-- start Exercise materials --

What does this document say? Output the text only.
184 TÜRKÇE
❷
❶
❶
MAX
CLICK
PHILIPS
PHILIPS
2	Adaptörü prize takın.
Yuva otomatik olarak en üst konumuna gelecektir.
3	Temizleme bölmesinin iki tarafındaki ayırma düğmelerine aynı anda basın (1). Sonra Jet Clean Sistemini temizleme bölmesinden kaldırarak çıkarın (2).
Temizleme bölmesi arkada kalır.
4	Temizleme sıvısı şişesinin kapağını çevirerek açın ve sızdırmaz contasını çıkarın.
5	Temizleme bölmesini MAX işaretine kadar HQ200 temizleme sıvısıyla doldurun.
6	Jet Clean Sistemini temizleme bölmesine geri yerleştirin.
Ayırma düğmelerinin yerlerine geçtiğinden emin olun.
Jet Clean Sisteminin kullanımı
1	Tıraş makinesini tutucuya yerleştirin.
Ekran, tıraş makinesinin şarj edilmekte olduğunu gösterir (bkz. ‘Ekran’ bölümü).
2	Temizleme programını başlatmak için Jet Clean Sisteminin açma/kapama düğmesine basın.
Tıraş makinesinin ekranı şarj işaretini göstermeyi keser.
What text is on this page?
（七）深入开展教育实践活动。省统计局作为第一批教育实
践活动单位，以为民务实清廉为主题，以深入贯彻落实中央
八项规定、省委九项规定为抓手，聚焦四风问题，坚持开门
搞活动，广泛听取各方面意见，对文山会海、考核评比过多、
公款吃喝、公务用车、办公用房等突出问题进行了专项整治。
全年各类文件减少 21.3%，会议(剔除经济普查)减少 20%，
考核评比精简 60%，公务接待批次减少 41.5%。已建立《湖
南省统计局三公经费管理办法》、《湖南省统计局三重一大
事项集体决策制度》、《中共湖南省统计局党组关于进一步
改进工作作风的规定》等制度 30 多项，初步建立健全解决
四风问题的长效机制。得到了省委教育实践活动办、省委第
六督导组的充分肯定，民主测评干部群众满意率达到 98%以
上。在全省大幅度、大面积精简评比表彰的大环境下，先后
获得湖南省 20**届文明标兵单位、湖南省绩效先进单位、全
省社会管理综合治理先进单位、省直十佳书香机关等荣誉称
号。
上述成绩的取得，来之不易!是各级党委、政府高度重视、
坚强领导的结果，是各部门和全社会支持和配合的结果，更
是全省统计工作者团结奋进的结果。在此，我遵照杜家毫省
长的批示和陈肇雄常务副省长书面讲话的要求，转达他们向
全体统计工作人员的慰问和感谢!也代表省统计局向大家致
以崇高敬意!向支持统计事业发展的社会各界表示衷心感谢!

-- end Exercise materials --

→ **Work to do**
Find how many lines in the records contain the string "makinesinin", then give the number alone.

→ **Task solution**
2